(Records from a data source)

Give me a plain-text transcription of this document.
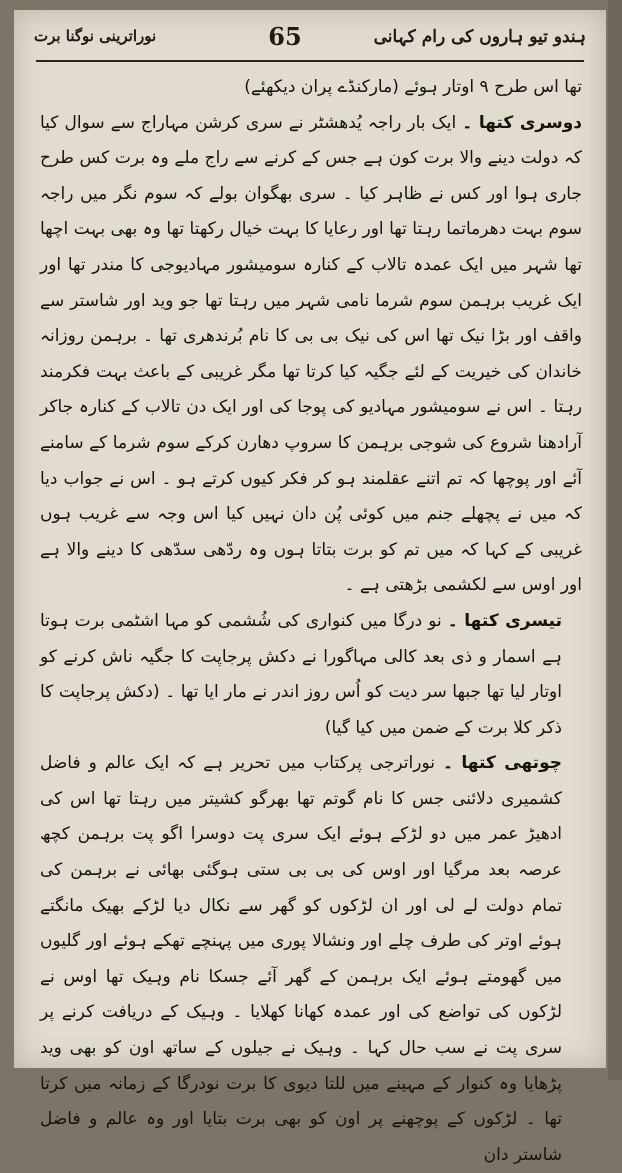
ہندو تیو ہاروں کی رام کہانی
65
نوراترینی نوگنا برت

تھا اس طرح ۹ اوتار ہوئے (مارکنڈے پران دیکھئے)

دوسری کتھا ۔ ایک بار راجہ یُدھشٹر نے سری کرشن مہاراج سے سوال کیا کہ دولت دینے والا برت کون ہے جس کے کرنے سے راج ملے وہ برت کس طرح جاری ہوا اور کس نے ظاہر کیا ۔ سری بھگوان بولے کہ سوم نگر میں راجہ سوم بہت دھرماتما رہتا تھا اور رعایا کا بہت خیال رکھتا تھا وہ بھی بہت اچھا تھا شہر میں ایک عمدہ تالاب کے کنارہ سومیشور مہادیوجی کا مندر تھا اور ایک غریب برہمن سوم شرما نامی شہر میں رہتا تھا جو وید اور شاستر سے واقف اور بڑا نیک تھا اس کی نیک بی بی کا نام بُرندھری تھا ۔ برہمن روزانہ خاندان کی خیریت کے لئے جگیہ کیا کرتا تھا مگر غریبی کے باعث بہت فکرمند رہتا ۔ اس نے سومیشور مہادیو کی پوجا کی اور ایک دن تالاب کے کنارہ جاکر آرادھنا شروع کی شوجی برہمن کا سروپ دھارن کرکے سوم شرما کے سامنے آئے اور پوچھا کہ تم اتنے عقلمند ہو کر فکر کیوں کرتے ہو ۔ اس نے جواب دیا کہ میں نے پچھلے جنم میں کوئی پُن دان نہیں کیا اس وجہ سے غریب ہوں غریبی کے کہا کہ میں تم کو برت بتاتا ہوں وہ ردّھی سدّھی کا دینے والا ہے اور اوس سے لکشمی بڑھتی ہے ۔

تیسری کتھا ۔ نو درگا میں کنواری کی شُشمی کو مہا اشٹمی برت ہوتا ہے اسمار و ذی بعد کالی مہاگورا نے دکش پرجاپت کا جگیہ ناش کرنے کو اوتار لیا تھا جبھا سر دیت کو اُس روز اندر نے مار ایا تھا ۔ (دکش پرجاپت کا ذکر کلا برت کے ضمن میں کیا گیا)

چوتھی کتھا ۔ نوراترجی پرکتاب میں تحریر ہے کہ ایک عالم و فاضل کشمیری دلائنی جس کا نام گوتم تھا بھرگو کشیتر میں رہتا تھا اس کی ادھیڑ عمر میں دو لڑکے ہوئے ایک سری پت دوسرا اگو پت برہمن کچھ عرصہ بعد مرگیا اور اوس کی بی بی ستی ہوگئی بھائی نے برہمن کی تمام دولت لے لی اور ان لڑکوں کو گھر سے نکال دیا لڑکے بھیک مانگتے ہوئے اوتر کی طرف چلے اور ونشالا پوری میں پہنچے تھکے ہوئے اور گلیوں میں گھومتے ہوئے ایک برہمن کے گھر آئے جسکا نام وہیک تھا اوس نے لڑکوں کی تواضع کی اور عمدہ کھانا کھلایا ۔ وہیک کے دریافت کرنے پر سری پت نے سب حال کہا ۔ وہیک نے جیلوں کے ساتھ اون کو بھی وید پڑھایا وہ کنوار کے مہینے میں للتا دیوی کا برت نودرگا کے زمانہ میں کرتا تھا ۔ لڑکوں کے پوچھنے پر اون کو بھی برت بتایا اور وہ عالم و فاضل شاستر دان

__Job__
Copy all lines in the listing above where the string "اوتار" appears.

__Result below__
تھا اس طرح ۹ اوتار ہوئے (مارکنڈے پران دیکھئے)
تیسری کتھا ۔ نو درگا میں کنواری کی شُشمی کو مہا اشٹمی برت ہوتا ہے اسمار و ذی بعد کالی مہاگورا نے دکش پرجاپت کا جگیہ ناش کرنے کو اوتار لیا تھا جبھا سر دیت کو اُس روز اندر نے مار ایا تھا ۔ (دکش پرجاپت کا ذکر کلا برت کے ضمن میں کیا گیا)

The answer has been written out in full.